Structured figure records:
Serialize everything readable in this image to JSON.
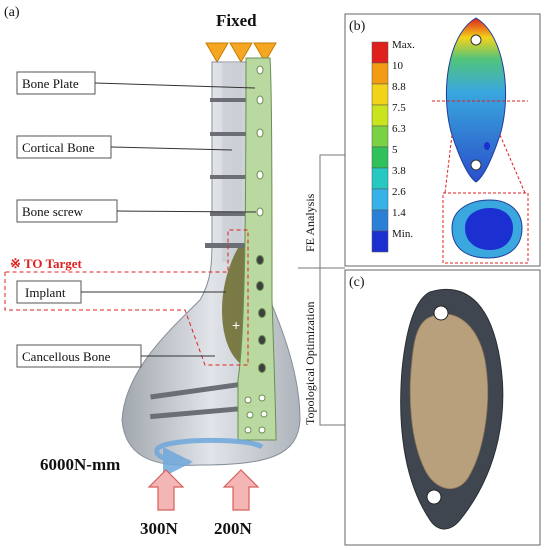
{
  "panel_a": {
    "tag": "(a)",
    "fixed_label": "Fixed",
    "labels": {
      "bone_plate": "Bone Plate",
      "cortical_bone": "Cortical Bone",
      "bone_screw": "Bone screw",
      "to_target": "※ TO Target",
      "implant": "Implant",
      "cancellous_bone": "Cancellous Bone"
    },
    "loads": {
      "moment": "6000N-mm",
      "force_left": "300N",
      "force_right": "200N"
    }
  },
  "side_labels": {
    "fe_analysis": "FE Analysis",
    "topological_optimization": "Topological Optimization"
  },
  "panel_b": {
    "tag": "(b)",
    "legend": [
      "Max.",
      "10",
      "8.8",
      "7.5",
      "6.3",
      "5",
      "3.8",
      "2.6",
      "1.4",
      "Min."
    ],
    "legend_colors": [
      "#e0201c",
      "#f39c12",
      "#f2d31a",
      "#c9e31c",
      "#7ad144",
      "#2fc25b",
      "#27c7c2",
      "#35b3e8",
      "#2b7fd6",
      "#1c2fd1"
    ]
  },
  "panel_c": {
    "tag": "(c)"
  },
  "colors": {
    "red_accent": "#e02020",
    "plate_green": "#b9d9a0",
    "fixed_triangle": "#f5a623",
    "arrow_pink": "#f4b6b4"
  }
}
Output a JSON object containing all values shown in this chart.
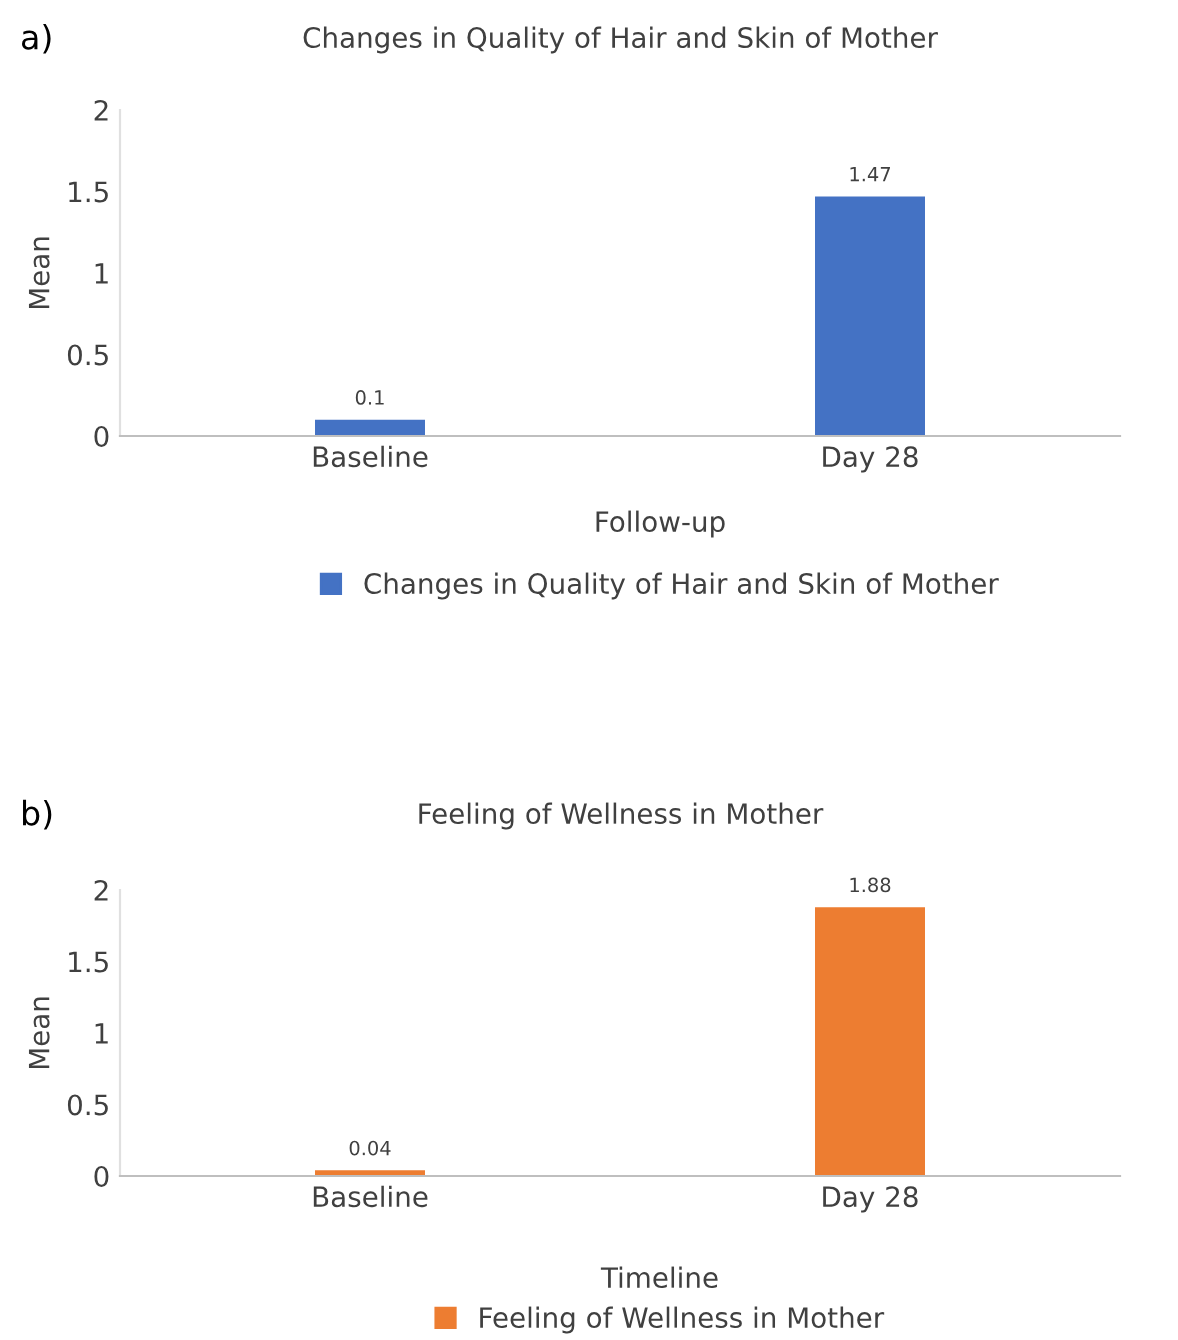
{
  "chart_data": [
    {
      "type": "bar",
      "title": "Changes in Quality of Hair and Skin of Mother",
      "xlabel": "Follow-up",
      "ylabel": "Mean",
      "annotations": [
        "a)"
      ],
      "categories": [
        "Baseline",
        "Day 28"
      ],
      "series": [
        {
          "name": "Changes in Quality of Hair and Skin of Mother",
          "color": "#4472c4",
          "values": [
            0.1,
            1.47
          ]
        }
      ],
      "ylim": [
        0,
        2
      ],
      "yticks": [
        0,
        0.5,
        1,
        1.5,
        2
      ],
      "data_labels": true,
      "legend": "bottom",
      "grid": false
    },
    {
      "type": "bar",
      "title": "Feeling of Wellness in Mother",
      "xlabel": "Timeline",
      "ylabel": "Mean",
      "annotations": [
        "b)"
      ],
      "categories": [
        "Baseline",
        "Day 28"
      ],
      "series": [
        {
          "name": "Feeling of Wellness in Mother",
          "color": "#ed7d31",
          "values": [
            0.04,
            1.88
          ]
        }
      ],
      "ylim": [
        0,
        2
      ],
      "yticks": [
        0,
        0.5,
        1,
        1.5,
        2
      ],
      "data_labels": true,
      "legend": "bottom",
      "grid": false
    }
  ]
}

- Instructions for the task
Make an exact copy of every record, pictures excluded.

- Reply
Serialize everything readable in this image to JSON.
{
  "panel_a": {
    "tag": "(a)",
    "fixed_label": "Fixed",
    "labels": {
      "bone_plate": "Bone Plate",
      "cortical_bone": "Cortical Bone",
      "bone_screw": "Bone screw",
      "to_target": "※ TO Target",
      "implant": "Implant",
      "cancellous_bone": "Cancellous Bone"
    },
    "loads": {
      "moment": "6000N-mm",
      "force_left": "300N",
      "force_right": "200N"
    }
  },
  "side_labels": {
    "fe_analysis": "FE Analysis",
    "topological_optimization": "Topological Optimization"
  },
  "panel_b": {
    "tag": "(b)",
    "legend": [
      "Max.",
      "10",
      "8.8",
      "7.5",
      "6.3",
      "5",
      "3.8",
      "2.6",
      "1.4",
      "Min."
    ],
    "legend_colors": [
      "#e0201c",
      "#f39c12",
      "#f2d31a",
      "#c9e31c",
      "#7ad144",
      "#2fc25b",
      "#27c7c2",
      "#35b3e8",
      "#2b7fd6",
      "#1c2fd1"
    ]
  },
  "panel_c": {
    "tag": "(c)"
  },
  "colors": {
    "red_accent": "#e02020",
    "plate_green": "#b9d9a0",
    "fixed_triangle": "#f5a623",
    "arrow_pink": "#f4b6b4"
  }
}
Output a JSON object containing all values shown in this chart.
{
  "chart_data": [
    {
      "type": "bar",
      "title": "Changes in Quality of Hair and Skin of Mother",
      "xlabel": "Follow-up",
      "ylabel": "Mean",
      "annotations": [
        "a)"
      ],
      "categories": [
        "Baseline",
        "Day 28"
      ],
      "series": [
        {
          "name": "Changes in Quality of Hair and Skin of Mother",
          "color": "#4472c4",
          "values": [
            0.1,
            1.47
          ]
        }
      ],
      "ylim": [
        0,
        2
      ],
      "yticks": [
        0,
        0.5,
        1,
        1.5,
        2
      ],
      "data_labels": true,
      "legend": "bottom",
      "grid": false
    },
    {
      "type": "bar",
      "title": "Feeling of Wellness in Mother",
      "xlabel": "Timeline",
      "ylabel": "Mean",
      "annotations": [
        "b)"
      ],
      "categories": [
        "Baseline",
        "Day 28"
      ],
      "series": [
        {
          "name": "Feeling of Wellness in Mother",
          "color": "#ed7d31",
          "values": [
            0.04,
            1.88
          ]
        }
      ],
      "ylim": [
        0,
        2
      ],
      "yticks": [
        0,
        0.5,
        1,
        1.5,
        2
      ],
      "data_labels": true,
      "legend": "bottom",
      "grid": false
    }
  ]
}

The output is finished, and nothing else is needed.